[Dataset items]
####################

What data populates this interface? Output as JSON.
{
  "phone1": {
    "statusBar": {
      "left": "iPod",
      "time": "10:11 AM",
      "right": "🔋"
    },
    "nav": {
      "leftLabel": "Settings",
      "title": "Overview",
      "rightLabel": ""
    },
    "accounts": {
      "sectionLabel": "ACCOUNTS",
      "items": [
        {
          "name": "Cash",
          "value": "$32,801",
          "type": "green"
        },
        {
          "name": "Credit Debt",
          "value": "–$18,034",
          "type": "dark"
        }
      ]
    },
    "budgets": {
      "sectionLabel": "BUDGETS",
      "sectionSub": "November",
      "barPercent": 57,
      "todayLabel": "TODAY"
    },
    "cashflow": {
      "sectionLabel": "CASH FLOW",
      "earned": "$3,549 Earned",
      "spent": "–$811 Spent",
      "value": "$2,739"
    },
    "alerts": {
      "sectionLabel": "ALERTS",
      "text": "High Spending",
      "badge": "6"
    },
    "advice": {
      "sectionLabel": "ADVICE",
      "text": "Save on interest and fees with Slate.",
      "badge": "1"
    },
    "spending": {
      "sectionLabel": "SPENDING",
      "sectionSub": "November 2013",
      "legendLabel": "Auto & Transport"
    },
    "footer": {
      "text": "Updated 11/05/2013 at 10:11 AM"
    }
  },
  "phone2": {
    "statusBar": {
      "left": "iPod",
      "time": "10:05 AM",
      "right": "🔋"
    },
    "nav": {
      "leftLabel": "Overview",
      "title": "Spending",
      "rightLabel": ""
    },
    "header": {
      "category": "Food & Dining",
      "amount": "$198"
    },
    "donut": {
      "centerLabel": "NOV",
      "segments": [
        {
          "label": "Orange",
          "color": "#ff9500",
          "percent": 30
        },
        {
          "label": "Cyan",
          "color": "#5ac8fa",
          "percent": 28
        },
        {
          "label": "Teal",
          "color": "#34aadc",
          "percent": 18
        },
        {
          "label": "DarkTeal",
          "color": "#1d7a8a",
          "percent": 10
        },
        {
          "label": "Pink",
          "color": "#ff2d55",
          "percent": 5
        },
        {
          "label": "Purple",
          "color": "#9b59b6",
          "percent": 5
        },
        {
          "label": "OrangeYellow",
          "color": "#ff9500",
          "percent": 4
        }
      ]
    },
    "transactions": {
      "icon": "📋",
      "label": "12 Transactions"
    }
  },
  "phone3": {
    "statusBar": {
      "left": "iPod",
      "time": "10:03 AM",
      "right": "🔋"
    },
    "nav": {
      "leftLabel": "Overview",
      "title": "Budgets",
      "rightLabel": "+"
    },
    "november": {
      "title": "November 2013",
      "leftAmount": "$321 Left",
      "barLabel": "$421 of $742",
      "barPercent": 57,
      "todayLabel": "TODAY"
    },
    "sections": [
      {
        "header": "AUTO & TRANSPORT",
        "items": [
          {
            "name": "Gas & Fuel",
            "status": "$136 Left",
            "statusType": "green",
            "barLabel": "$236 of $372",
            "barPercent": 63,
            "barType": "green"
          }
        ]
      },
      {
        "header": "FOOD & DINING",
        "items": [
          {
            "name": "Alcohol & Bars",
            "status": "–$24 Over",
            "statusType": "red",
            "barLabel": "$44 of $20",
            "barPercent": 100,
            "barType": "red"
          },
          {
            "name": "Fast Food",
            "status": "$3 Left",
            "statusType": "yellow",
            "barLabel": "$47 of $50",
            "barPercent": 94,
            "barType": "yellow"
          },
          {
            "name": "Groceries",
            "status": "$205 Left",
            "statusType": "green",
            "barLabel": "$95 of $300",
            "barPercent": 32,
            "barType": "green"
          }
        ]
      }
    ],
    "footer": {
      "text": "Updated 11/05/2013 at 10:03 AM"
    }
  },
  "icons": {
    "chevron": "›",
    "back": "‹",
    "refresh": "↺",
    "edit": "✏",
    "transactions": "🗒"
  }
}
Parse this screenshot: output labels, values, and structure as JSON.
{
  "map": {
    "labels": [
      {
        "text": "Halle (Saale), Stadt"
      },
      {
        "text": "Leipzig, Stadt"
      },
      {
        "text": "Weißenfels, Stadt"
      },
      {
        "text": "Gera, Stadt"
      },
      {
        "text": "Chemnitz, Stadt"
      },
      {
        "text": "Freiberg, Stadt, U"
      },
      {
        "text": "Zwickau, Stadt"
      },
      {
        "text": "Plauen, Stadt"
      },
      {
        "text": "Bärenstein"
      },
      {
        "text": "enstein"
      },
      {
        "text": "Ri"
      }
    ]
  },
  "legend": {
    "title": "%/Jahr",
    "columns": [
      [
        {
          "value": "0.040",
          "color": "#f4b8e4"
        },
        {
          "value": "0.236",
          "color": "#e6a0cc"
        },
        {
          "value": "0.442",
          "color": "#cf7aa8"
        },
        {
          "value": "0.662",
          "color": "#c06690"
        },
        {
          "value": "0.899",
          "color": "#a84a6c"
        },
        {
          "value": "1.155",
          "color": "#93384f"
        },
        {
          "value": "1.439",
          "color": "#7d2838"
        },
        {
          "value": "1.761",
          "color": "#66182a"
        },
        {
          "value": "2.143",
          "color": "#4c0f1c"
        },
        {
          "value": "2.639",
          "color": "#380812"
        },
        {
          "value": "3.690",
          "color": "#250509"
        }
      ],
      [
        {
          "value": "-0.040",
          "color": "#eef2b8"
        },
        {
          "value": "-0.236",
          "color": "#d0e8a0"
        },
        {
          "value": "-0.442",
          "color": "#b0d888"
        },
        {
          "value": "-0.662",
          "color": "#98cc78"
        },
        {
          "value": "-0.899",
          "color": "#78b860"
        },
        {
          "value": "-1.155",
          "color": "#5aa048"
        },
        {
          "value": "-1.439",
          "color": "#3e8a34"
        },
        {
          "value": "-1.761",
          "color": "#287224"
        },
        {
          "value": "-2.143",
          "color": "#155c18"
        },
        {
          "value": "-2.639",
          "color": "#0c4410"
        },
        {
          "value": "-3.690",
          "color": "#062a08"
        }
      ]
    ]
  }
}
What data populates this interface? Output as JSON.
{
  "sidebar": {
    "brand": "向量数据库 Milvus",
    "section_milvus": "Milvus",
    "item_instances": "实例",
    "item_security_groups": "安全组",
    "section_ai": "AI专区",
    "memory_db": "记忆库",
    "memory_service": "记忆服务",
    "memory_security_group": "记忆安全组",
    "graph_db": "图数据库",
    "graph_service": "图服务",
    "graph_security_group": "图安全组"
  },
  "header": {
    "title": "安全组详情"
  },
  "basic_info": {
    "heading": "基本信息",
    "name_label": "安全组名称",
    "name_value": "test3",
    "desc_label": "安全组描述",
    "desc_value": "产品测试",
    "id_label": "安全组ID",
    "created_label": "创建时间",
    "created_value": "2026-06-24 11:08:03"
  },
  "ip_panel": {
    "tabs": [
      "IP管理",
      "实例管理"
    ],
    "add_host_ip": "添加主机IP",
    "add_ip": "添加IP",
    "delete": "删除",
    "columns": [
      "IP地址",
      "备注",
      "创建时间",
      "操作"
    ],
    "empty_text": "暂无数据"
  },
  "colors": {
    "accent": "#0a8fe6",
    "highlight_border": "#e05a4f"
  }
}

####################

_EXERCISE INSTRUCTIONS_
Copy each entry exactly, with nothing added or dropped.

_SOLUTION TO THIS TASK_
What data populates this interface? Output as JSON.
{
  "phone1": {
    "statusBar": {
      "left": "iPod",
      "time": "10:11 AM",
      "right": "🔋"
    },
    "nav": {
      "leftLabel": "Settings",
      "title": "Overview",
      "rightLabel": ""
    },
    "accounts": {
      "sectionLabel": "ACCOUNTS",
      "items": [
        {
          "name": "Cash",
          "value": "$32,801",
          "type": "green"
        },
        {
          "name": "Credit Debt",
          "value": "–$18,034",
          "type": "dark"
        }
      ]
    },
    "budgets": {
      "sectionLabel": "BUDGETS",
      "sectionSub": "November",
      "barPercent": 57,
      "todayLabel": "TODAY"
    },
    "cashflow": {
      "sectionLabel": "CASH FLOW",
      "earned": "$3,549 Earned",
      "spent": "–$811 Spent",
      "value": "$2,739"
    },
    "alerts": {
      "sectionLabel": "ALERTS",
      "text": "High Spending",
      "badge": "6"
    },
    "advice": {
      "sectionLabel": "ADVICE",
      "text": "Save on interest and fees with Slate.",
      "badge": "1"
    },
    "spending": {
      "sectionLabel": "SPENDING",
      "sectionSub": "November 2013",
      "legendLabel": "Auto & Transport"
    },
    "footer": {
      "text": "Updated 11/05/2013 at 10:11 AM"
    }
  },
  "phone2": {
    "statusBar": {
      "left": "iPod",
      "time": "10:05 AM",
      "right": "🔋"
    },
    "nav": {
      "leftLabel": "Overview",
      "title": "Spending",
      "rightLabel": ""
    },
    "header": {
      "category": "Food & Dining",
      "amount": "$198"
    },
    "donut": {
      "centerLabel": "NOV",
      "segments": [
        {
          "label": "Orange",
          "color": "#ff9500",
          "percent": 30
        },
        {
          "label": "Cyan",
          "color": "#5ac8fa",
          "percent": 28
        },
        {
          "label": "Teal",
          "color": "#34aadc",
          "percent": 18
        },
        {
          "label": "DarkTeal",
          "color": "#1d7a8a",
          "percent": 10
        },
        {
          "label": "Pink",
          "color": "#ff2d55",
          "percent": 5
        },
        {
          "label": "Purple",
          "color": "#9b59b6",
          "percent": 5
        },
        {
          "label": "OrangeYellow",
          "color": "#ff9500",
          "percent": 4
        }
      ]
    },
    "transactions": {
      "icon": "📋",
      "label": "12 Transactions"
    }
  },
  "phone3": {
    "statusBar": {
      "left": "iPod",
      "time": "10:03 AM",
      "right": "🔋"
    },
    "nav": {
      "leftLabel": "Overview",
      "title": "Budgets",
      "rightLabel": "+"
    },
    "november": {
      "title": "November 2013",
      "leftAmount": "$321 Left",
      "barLabel": "$421 of $742",
      "barPercent": 57,
      "todayLabel": "TODAY"
    },
    "sections": [
      {
        "header": "AUTO & TRANSPORT",
        "items": [
          {
            "name": "Gas & Fuel",
            "status": "$136 Left",
            "statusType": "green",
            "barLabel": "$236 of $372",
            "barPercent": 63,
            "barType": "green"
          }
        ]
      },
      {
        "header": "FOOD & DINING",
        "items": [
          {
            "name": "Alcohol & Bars",
            "status": "–$24 Over",
            "statusType": "red",
            "barLabel": "$44 of $20",
            "barPercent": 100,
            "barType": "red"
          },
          {
            "name": "Fast Food",
            "status": "$3 Left",
            "statusType": "yellow",
            "barLabel": "$47 of $50",
            "barPercent": 94,
            "barType": "yellow"
          },
          {
            "name": "Groceries",
            "status": "$205 Left",
            "statusType": "green",
            "barLabel": "$95 of $300",
            "barPercent": 32,
            "barType": "green"
          }
        ]
      }
    ],
    "footer": {
      "text": "Updated 11/05/2013 at 10:03 AM"
    }
  },
  "icons": {
    "chevron": "›",
    "back": "‹",
    "refresh": "↺",
    "edit": "✏",
    "transactions": "🗒"
  }
}
Parse this screenshot: output labels, values, and structure as JSON.
{
  "map": {
    "labels": [
      {
        "text": "Halle (Saale), Stadt"
      },
      {
        "text": "Leipzig, Stadt"
      },
      {
        "text": "Weißenfels, Stadt"
      },
      {
        "text": "Gera, Stadt"
      },
      {
        "text": "Chemnitz, Stadt"
      },
      {
        "text": "Freiberg, Stadt, U"
      },
      {
        "text": "Zwickau, Stadt"
      },
      {
        "text": "Plauen, Stadt"
      },
      {
        "text": "Bärenstein"
      },
      {
        "text": "enstein"
      },
      {
        "text": "Ri"
      }
    ]
  },
  "legend": {
    "title": "%/Jahr",
    "columns": [
      [
        {
          "value": "0.040",
          "color": "#f4b8e4"
        },
        {
          "value": "0.236",
          "color": "#e6a0cc"
        },
        {
          "value": "0.442",
          "color": "#cf7aa8"
        },
        {
          "value": "0.662",
          "color": "#c06690"
        },
        {
          "value": "0.899",
          "color": "#a84a6c"
        },
        {
          "value": "1.155",
          "color": "#93384f"
        },
        {
          "value": "1.439",
          "color": "#7d2838"
        },
        {
          "value": "1.761",
          "color": "#66182a"
        },
        {
          "value": "2.143",
          "color": "#4c0f1c"
        },
        {
          "value": "2.639",
          "color": "#380812"
        },
        {
          "value": "3.690",
          "color": "#250509"
        }
      ],
      [
        {
          "value": "-0.040",
          "color": "#eef2b8"
        },
        {
          "value": "-0.236",
          "color": "#d0e8a0"
        },
        {
          "value": "-0.442",
          "color": "#b0d888"
        },
        {
          "value": "-0.662",
          "color": "#98cc78"
        },
        {
          "value": "-0.899",
          "color": "#78b860"
        },
        {
          "value": "-1.155",
          "color": "#5aa048"
        },
        {
          "value": "-1.439",
          "color": "#3e8a34"
        },
        {
          "value": "-1.761",
          "color": "#287224"
        },
        {
          "value": "-2.143",
          "color": "#155c18"
        },
        {
          "value": "-2.639",
          "color": "#0c4410"
        },
        {
          "value": "-3.690",
          "color": "#062a08"
        }
      ]
    ]
  }
}
What data populates this interface? Output as JSON.
{
  "sidebar": {
    "brand": "向量数据库 Milvus",
    "section_milvus": "Milvus",
    "item_instances": "实例",
    "item_security_groups": "安全组",
    "section_ai": "AI专区",
    "memory_db": "记忆库",
    "memory_service": "记忆服务",
    "memory_security_group": "记忆安全组",
    "graph_db": "图数据库",
    "graph_service": "图服务",
    "graph_security_group": "图安全组"
  },
  "header": {
    "title": "安全组详情"
  },
  "basic_info": {
    "heading": "基本信息",
    "name_label": "安全组名称",
    "name_value": "test3",
    "desc_label": "安全组描述",
    "desc_value": "产品测试",
    "id_label": "安全组ID",
    "created_label": "创建时间",
    "created_value": "2026-06-24 11:08:03"
  },
  "ip_panel": {
    "tabs": [
      "IP管理",
      "实例管理"
    ],
    "add_host_ip": "添加主机IP",
    "add_ip": "添加IP",
    "delete": "删除",
    "columns": [
      "IP地址",
      "备注",
      "创建时间",
      "操作"
    ],
    "empty_text": "暂无数据"
  },
  "colors": {
    "accent": "#0a8fe6",
    "highlight_border": "#e05a4f"
  }
}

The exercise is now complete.